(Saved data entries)
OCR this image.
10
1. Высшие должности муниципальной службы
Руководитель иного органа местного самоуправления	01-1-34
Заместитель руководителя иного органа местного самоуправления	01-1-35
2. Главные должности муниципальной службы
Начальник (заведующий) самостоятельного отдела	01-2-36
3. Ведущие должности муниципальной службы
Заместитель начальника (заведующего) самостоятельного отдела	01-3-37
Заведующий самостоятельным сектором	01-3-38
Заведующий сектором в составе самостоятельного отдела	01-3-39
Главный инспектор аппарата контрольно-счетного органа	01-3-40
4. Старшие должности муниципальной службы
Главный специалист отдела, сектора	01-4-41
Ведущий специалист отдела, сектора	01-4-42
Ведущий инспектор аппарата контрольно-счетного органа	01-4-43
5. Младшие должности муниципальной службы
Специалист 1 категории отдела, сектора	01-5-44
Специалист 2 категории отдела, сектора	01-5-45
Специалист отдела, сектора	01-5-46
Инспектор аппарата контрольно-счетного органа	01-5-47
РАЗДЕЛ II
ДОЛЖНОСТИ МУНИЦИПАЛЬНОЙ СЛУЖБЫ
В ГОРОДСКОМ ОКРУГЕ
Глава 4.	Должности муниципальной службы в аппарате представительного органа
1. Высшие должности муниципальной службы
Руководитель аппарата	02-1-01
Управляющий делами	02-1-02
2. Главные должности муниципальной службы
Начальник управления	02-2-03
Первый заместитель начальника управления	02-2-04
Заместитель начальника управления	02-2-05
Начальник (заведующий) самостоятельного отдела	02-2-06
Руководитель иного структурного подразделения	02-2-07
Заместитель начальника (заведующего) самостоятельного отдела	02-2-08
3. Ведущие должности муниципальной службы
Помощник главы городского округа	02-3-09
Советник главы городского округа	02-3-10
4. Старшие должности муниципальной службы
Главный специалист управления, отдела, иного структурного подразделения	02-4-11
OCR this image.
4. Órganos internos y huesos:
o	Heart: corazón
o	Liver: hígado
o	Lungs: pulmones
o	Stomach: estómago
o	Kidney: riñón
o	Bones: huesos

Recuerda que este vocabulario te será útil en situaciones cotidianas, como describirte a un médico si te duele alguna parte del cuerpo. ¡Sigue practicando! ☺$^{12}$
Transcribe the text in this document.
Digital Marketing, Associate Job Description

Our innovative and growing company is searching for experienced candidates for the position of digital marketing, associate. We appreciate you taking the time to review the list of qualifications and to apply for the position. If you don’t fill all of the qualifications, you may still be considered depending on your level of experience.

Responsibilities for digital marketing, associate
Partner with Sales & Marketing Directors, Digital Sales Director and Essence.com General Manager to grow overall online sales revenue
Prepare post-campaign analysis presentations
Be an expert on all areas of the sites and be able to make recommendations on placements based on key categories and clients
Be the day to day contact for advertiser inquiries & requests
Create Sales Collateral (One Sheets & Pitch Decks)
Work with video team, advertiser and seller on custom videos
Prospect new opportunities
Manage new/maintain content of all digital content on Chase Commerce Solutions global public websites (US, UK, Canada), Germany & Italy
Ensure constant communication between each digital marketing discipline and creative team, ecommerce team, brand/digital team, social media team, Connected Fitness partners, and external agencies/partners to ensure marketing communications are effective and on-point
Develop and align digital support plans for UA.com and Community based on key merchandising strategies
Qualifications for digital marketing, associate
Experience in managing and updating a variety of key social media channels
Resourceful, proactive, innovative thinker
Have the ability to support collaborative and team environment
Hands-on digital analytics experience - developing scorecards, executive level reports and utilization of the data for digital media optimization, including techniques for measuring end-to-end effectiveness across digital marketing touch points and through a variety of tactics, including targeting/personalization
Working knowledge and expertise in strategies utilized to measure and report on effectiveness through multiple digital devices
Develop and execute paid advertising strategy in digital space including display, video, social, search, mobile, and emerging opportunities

- **What is required**: Collect every line from the records above that contains the word "заведующего".

- **Worked solution**:
Заместитель начальника (заведующего) самостоятельного отдела	01-3-37
Заместитель начальника (заведующего) самостоятельного отдела	02-2-08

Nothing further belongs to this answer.